What the exercise asks: Transcribe the entries that follow exactly as they appear, minus pictures.
>> Begin Material for this exercise
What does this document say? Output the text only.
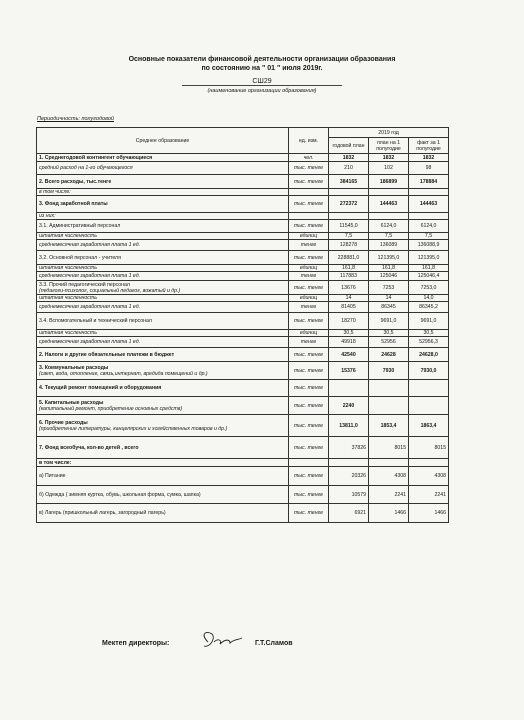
Основные показатели финансовой деятельности организации образования
по состоянию на " 01 " июля 2019г.
СШ29
(наименование организации образования)
Периодичность: полугодовой
Среднее образование	ед. изм.	2019 год		
		годовой план	план на 1 полугодие	факт за 1 полугодие
1. Среднегодовой контингент обучающиеся	чел.	1832	1832	1832
средний расход на 1-го обучающегося	тыс. тенге	210	102	98
2. Всего расходы, тыс.тенге	тыс. тенге	384165	186899	178884
в том числе:				
3. Фонд заработной платы	тыс. тенге	272372	144463	144463
из них:				
3.1. Административный персонал	тыс. тенге	11545,0	6124,0	6124,0
штатная численность	единиц	7,5	7,5	7,5
среднемесячная заработная плата 1 ед.	тенге	128278	136089	136088,9
3.2. Основной персонал - учителя	тыс. тенге	228881,0	121395,0	121395,0
штатная численность	единиц	161,8	161,8	161,8
среднемесячная заработная плата 1 ед.	тенге	117883	125046	125046,4
3.3. Прочий педагогический персонал
(педагоги-психолог, социальный педагог, вожатый и др.)	тыс. тенге	13676	7253	7253,0
штатная численность	единиц	14	14	14,0
среднемесячная заработная плата 1 ед.	тенге	81405	86345	86345,2
3.4. Вспомогательный и технический персонал	тыс. тенге	18270	9691,0	9691,0
штатная численность	единиц	30,5	30,5	30,5
среднемесячная заработная плата 1 ед.	тенге	49918	52956	52956,3
2. Налоги и другие обязательные платежи в бюджет	тыс. тенге	42540	24628	24628,0
3. Коммунальные расходы
(свет, вода, отопление, связь,интернат, вредида помещений и др.)	тыс. тенге	15376	7930	7930,0
4. Текущий ремонт помещений и оборудования	тыс. тенге			
5. Капитальные расходы
(капитальный ремонт, приобретение основных средств)	тыс. тенге	2240		
6. Прочие расходы
(приобретение литературы, канцелярских и хозяйственных товаров и др.)	тыс. тенге	13811,0	1853,4	1863,4
7. Фонд всеобуча, кол-во детей , всего	тыс. тенге	37826	8015	8015
в том числе:				
а) Питание	тыс. тенге	20326	4308	4308
б) Одежда ( зимняя куртка, обувь, школьная форма, сумка, шапка)	тыс. тенге	10579	2241	2241
в) Лагерь (пришкольный лагерь, загородный лагерь)	тыс. тенге	6921	1466	1466
Мектеп директоры:	Г.Т.Сламов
>> End Material for this exercise
Reply to the exercise:
What does this document say? Output the text only.
Основные показатели финансовой деятельности организации образования
по состоянию на " 01 " июля 2019г.
СШ29
(наименование организации образования)
Периодичность: полугодовой
Среднее образование	ед. изм.	2019 год		
		годовой план	план на 1 полугодие	факт за 1 полугодие
1. Среднегодовой контингент обучающиеся	чел.	1832	1832	1832
средний расход на 1-го обучающегося	тыс. тенге	210	102	98
2. Всего расходы, тыс.тенге	тыс. тенге	384165	186899	178884
в том числе:				
3. Фонд заработной платы	тыс. тенге	272372	144463	144463
из них:				
3.1. Административный персонал	тыс. тенге	11545,0	6124,0	6124,0
штатная численность	единиц	7,5	7,5	7,5
среднемесячная заработная плата 1 ед.	тенге	128278	136089	136088,9
3.2. Основной персонал - учителя	тыс. тенге	228881,0	121395,0	121395,0
штатная численность	единиц	161,8	161,8	161,8
среднемесячная заработная плата 1 ед.	тенге	117883	125046	125046,4
3.3. Прочий педагогический персонал
(педагоги-психолог, социальный педагог, вожатый и др.)	тыс. тенге	13676	7253	7253,0
штатная численность	единиц	14	14	14,0
среднемесячная заработная плата 1 ед.	тенге	81405	86345	86345,2
3.4. Вспомогательный и технический персонал	тыс. тенге	18270	9691,0	9691,0
штатная численность	единиц	30,5	30,5	30,5
среднемесячная заработная плата 1 ед.	тенге	49918	52956	52956,3
2. Налоги и другие обязательные платежи в бюджет	тыс. тенге	42540	24628	24628,0
3. Коммунальные расходы
(свет, вода, отопление, связь,интернат, вредида помещений и др.)	тыс. тенге	15376	7930	7930,0
4. Текущий ремонт помещений и оборудования	тыс. тенге			
5. Капитальные расходы
(капитальный ремонт, приобретение основных средств)	тыс. тенге	2240		
6. Прочие расходы
(приобретение литературы, канцелярских и хозяйственных товаров и др.)	тыс. тенге	13811,0	1853,4	1863,4
7. Фонд всеобуча, кол-во детей , всего	тыс. тенге	37826	8015	8015
в том числе:				
а) Питание	тыс. тенге	20326	4308	4308
б) Одежда ( зимняя куртка, обувь, школьная форма, сумка, шапка)	тыс. тенге	10579	2241	2241
в) Лагерь (пришкольный лагерь, загородный лагерь)	тыс. тенге	6921	1466	1466
Мектеп директоры:	Г.Т.Сламов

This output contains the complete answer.